Task
Leaving out every picture, quote the data below exactly as it appears.

Supplied material
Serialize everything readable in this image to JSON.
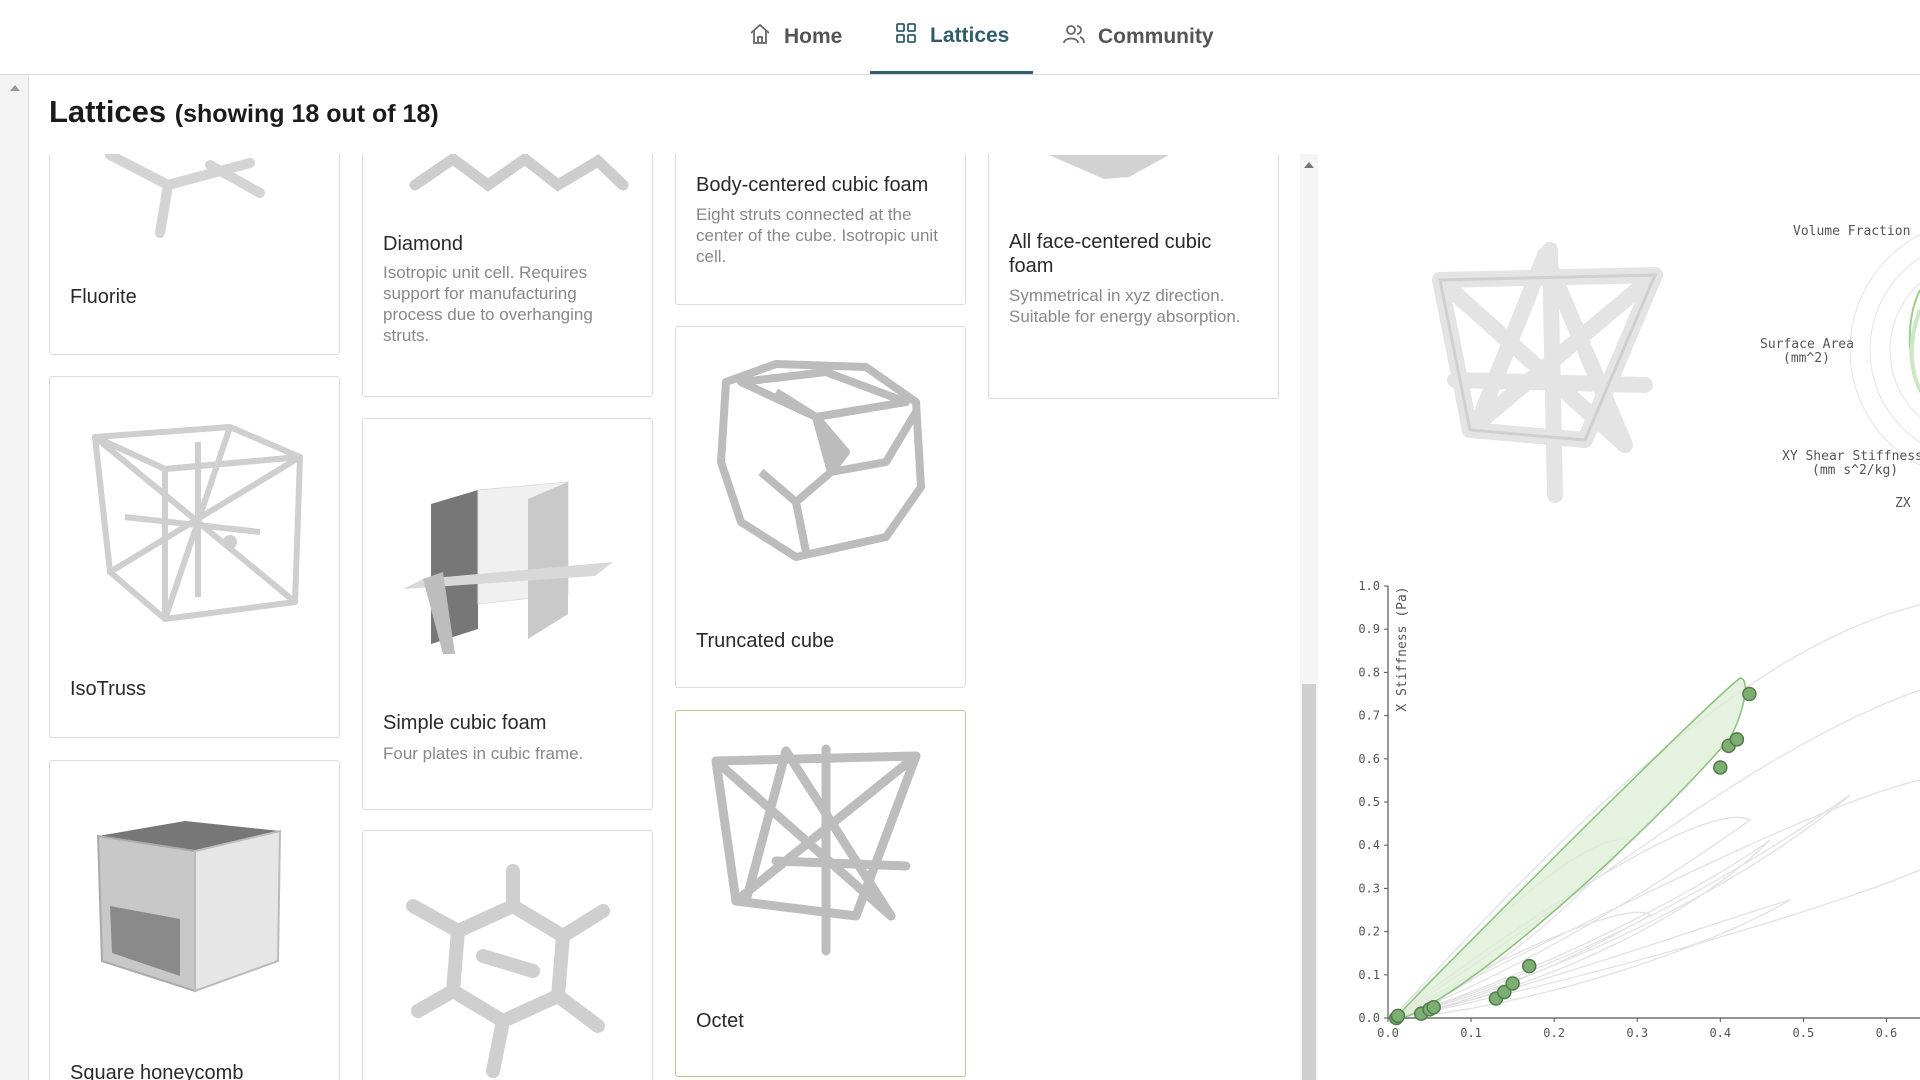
{
  "nav": {
    "items": [
      {
        "label": "Home",
        "icon": "home-icon"
      },
      {
        "label": "Lattices",
        "icon": "grid-icon",
        "active": true
      },
      {
        "label": "Community",
        "icon": "users-icon"
      }
    ],
    "accent": "#2f5e6a"
  },
  "page": {
    "title": "Lattices",
    "subtitle": "(showing 18 out of 18)"
  },
  "cards": {
    "fluorite": {
      "name": "Fluorite",
      "desc": ""
    },
    "diamond": {
      "name": "Diamond",
      "desc": "Isotropic unit cell. Requires support for manufacturing process due to overhanging struts."
    },
    "bcc_foam": {
      "name": "Body-centered cubic foam",
      "desc": "Eight struts connected at the center of the cube. Isotropic unit cell."
    },
    "afcc_foam": {
      "name": "All face-centered cubic foam",
      "desc": "Symmetrical in xyz direction. Suitable for energy absorption."
    },
    "isotruss": {
      "name": "IsoTruss",
      "desc": ""
    },
    "simple_cubic_foam": {
      "name": "Simple cubic foam",
      "desc": "Four plates in cubic frame."
    },
    "truncated_cube": {
      "name": "Truncated cube",
      "desc": ""
    },
    "octet": {
      "name": "Octet",
      "desc": "",
      "selected": true
    },
    "square_honeycomb": {
      "name": "Square honeycomb",
      "desc": ""
    },
    "unnamed_bottom": {
      "name": "",
      "desc": ""
    }
  },
  "radar": {
    "labels": {
      "volume_fraction": "Volume Fraction",
      "surface_area_1": "Surface Area",
      "surface_area_2": "(mm^2)",
      "xy_shear_1": "XY Shear Stiffness",
      "xy_shear_2": "(mm s^2/kg)",
      "zx": "ZX"
    }
  },
  "chart_data": {
    "type": "scatter",
    "title": "",
    "xlabel": "",
    "ylabel": "X Stiffness (Pa)",
    "xlim": [
      0,
      0.65
    ],
    "ylim": [
      0,
      1.0
    ],
    "x_ticks": [
      "0.0",
      "0.1",
      "0.2",
      "0.3",
      "0.4",
      "0.5",
      "0.6"
    ],
    "y_ticks": [
      "0.0",
      "0.1",
      "0.2",
      "0.3",
      "0.4",
      "0.5",
      "0.6",
      "0.7",
      "0.8",
      "0.9",
      "1.0"
    ],
    "grid": false,
    "series": [
      {
        "color": "#7fae74",
        "points": [
          [
            0.01,
            0.0
          ],
          [
            0.012,
            0.005
          ],
          [
            0.04,
            0.01
          ],
          [
            0.05,
            0.02
          ],
          [
            0.055,
            0.025
          ],
          [
            0.13,
            0.045
          ],
          [
            0.14,
            0.06
          ],
          [
            0.15,
            0.08
          ],
          [
            0.17,
            0.12
          ],
          [
            0.4,
            0.58
          ],
          [
            0.41,
            0.63
          ],
          [
            0.42,
            0.645
          ],
          [
            0.435,
            0.75
          ]
        ]
      }
    ]
  }
}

Output below
Serialize everything readable in this image to JSON.
{
  "nav": {
    "items": [
      {
        "label": "Home",
        "icon": "home-icon"
      },
      {
        "label": "Lattices",
        "icon": "grid-icon",
        "active": true
      },
      {
        "label": "Community",
        "icon": "users-icon"
      }
    ],
    "accent": "#2f5e6a"
  },
  "page": {
    "title": "Lattices",
    "subtitle": "(showing 18 out of 18)"
  },
  "cards": {
    "fluorite": {
      "name": "Fluorite",
      "desc": ""
    },
    "diamond": {
      "name": "Diamond",
      "desc": "Isotropic unit cell. Requires support for manufacturing process due to overhanging struts."
    },
    "bcc_foam": {
      "name": "Body-centered cubic foam",
      "desc": "Eight struts connected at the center of the cube. Isotropic unit cell."
    },
    "afcc_foam": {
      "name": "All face-centered cubic foam",
      "desc": "Symmetrical in xyz direction. Suitable for energy absorption."
    },
    "isotruss": {
      "name": "IsoTruss",
      "desc": ""
    },
    "simple_cubic_foam": {
      "name": "Simple cubic foam",
      "desc": "Four plates in cubic frame."
    },
    "truncated_cube": {
      "name": "Truncated cube",
      "desc": ""
    },
    "octet": {
      "name": "Octet",
      "desc": "",
      "selected": true
    },
    "square_honeycomb": {
      "name": "Square honeycomb",
      "desc": ""
    },
    "unnamed_bottom": {
      "name": "",
      "desc": ""
    }
  },
  "radar": {
    "labels": {
      "volume_fraction": "Volume Fraction",
      "surface_area_1": "Surface Area",
      "surface_area_2": "(mm^2)",
      "xy_shear_1": "XY Shear Stiffness",
      "xy_shear_2": "(mm s^2/kg)",
      "zx": "ZX"
    }
  },
  "chart_data": {
    "type": "scatter",
    "title": "",
    "xlabel": "",
    "ylabel": "X Stiffness (Pa)",
    "xlim": [
      0,
      0.65
    ],
    "ylim": [
      0,
      1.0
    ],
    "x_ticks": [
      "0.0",
      "0.1",
      "0.2",
      "0.3",
      "0.4",
      "0.5",
      "0.6"
    ],
    "y_ticks": [
      "0.0",
      "0.1",
      "0.2",
      "0.3",
      "0.4",
      "0.5",
      "0.6",
      "0.7",
      "0.8",
      "0.9",
      "1.0"
    ],
    "grid": false,
    "series": [
      {
        "color": "#7fae74",
        "points": [
          [
            0.01,
            0.0
          ],
          [
            0.012,
            0.005
          ],
          [
            0.04,
            0.01
          ],
          [
            0.05,
            0.02
          ],
          [
            0.055,
            0.025
          ],
          [
            0.13,
            0.045
          ],
          [
            0.14,
            0.06
          ],
          [
            0.15,
            0.08
          ],
          [
            0.17,
            0.12
          ],
          [
            0.4,
            0.58
          ],
          [
            0.41,
            0.63
          ],
          [
            0.42,
            0.645
          ],
          [
            0.435,
            0.75
          ]
        ]
      }
    ]
  }
}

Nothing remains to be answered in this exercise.